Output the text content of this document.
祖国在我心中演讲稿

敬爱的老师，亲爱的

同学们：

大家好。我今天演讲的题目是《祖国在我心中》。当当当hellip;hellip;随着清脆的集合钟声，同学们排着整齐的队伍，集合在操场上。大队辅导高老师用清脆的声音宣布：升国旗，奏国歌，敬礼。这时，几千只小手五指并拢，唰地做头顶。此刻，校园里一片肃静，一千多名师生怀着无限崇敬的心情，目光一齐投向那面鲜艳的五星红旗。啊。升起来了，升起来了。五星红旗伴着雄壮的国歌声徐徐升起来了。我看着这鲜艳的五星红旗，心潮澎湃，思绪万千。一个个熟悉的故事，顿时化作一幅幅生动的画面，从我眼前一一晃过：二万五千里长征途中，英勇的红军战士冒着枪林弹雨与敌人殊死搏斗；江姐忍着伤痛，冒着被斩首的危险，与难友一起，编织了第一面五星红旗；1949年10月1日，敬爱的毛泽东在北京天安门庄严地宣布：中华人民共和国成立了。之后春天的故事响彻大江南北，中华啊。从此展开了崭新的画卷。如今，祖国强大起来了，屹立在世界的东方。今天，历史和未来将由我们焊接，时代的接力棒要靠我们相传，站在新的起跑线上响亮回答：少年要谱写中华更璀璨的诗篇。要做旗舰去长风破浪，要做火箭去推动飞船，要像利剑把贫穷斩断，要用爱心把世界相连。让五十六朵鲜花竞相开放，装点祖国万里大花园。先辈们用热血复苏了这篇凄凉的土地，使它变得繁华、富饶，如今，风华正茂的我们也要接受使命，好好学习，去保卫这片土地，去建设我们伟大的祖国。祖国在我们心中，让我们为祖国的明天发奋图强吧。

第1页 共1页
::::
> INSTRUCTIONS FOR THE TASK:
Please set down the whole listing above without altering a single line.

> WRITTEN ANSWER:
Output the text content of this document.
祖国在我心中演讲稿

敬爱的老师，亲爱的

同学们：

大家好。我今天演讲的题目是《祖国在我心中》。当当当hellip;hellip;随着清脆的集合钟声，同学们排着整齐的队伍，集合在操场上。大队辅导高老师用清脆的声音宣布：升国旗，奏国歌，敬礼。这时，几千只小手五指并拢，唰地做头顶。此刻，校园里一片肃静，一千多名师生怀着无限崇敬的心情，目光一齐投向那面鲜艳的五星红旗。啊。升起来了，升起来了。五星红旗伴着雄壮的国歌声徐徐升起来了。我看着这鲜艳的五星红旗，心潮澎湃，思绪万千。一个个熟悉的故事，顿时化作一幅幅生动的画面，从我眼前一一晃过：二万五千里长征途中，英勇的红军战士冒着枪林弹雨与敌人殊死搏斗；江姐忍着伤痛，冒着被斩首的危险，与难友一起，编织了第一面五星红旗；1949年10月1日，敬爱的毛泽东在北京天安门庄严地宣布：中华人民共和国成立了。之后春天的故事响彻大江南北，中华啊。从此展开了崭新的画卷。如今，祖国强大起来了，屹立在世界的东方。今天，历史和未来将由我们焊接，时代的接力棒要靠我们相传，站在新的起跑线上响亮回答：少年要谱写中华更璀璨的诗篇。要做旗舰去长风破浪，要做火箭去推动飞船，要像利剑把贫穷斩断，要用爱心把世界相连。让五十六朵鲜花竞相开放，装点祖国万里大花园。先辈们用热血复苏了这篇凄凉的土地，使它变得繁华、富饶，如今，风华正茂的我们也要接受使命，好好学习，去保卫这片土地，去建设我们伟大的祖国。祖国在我们心中，让我们为祖国的明天发奋图强吧。

第1页 共1页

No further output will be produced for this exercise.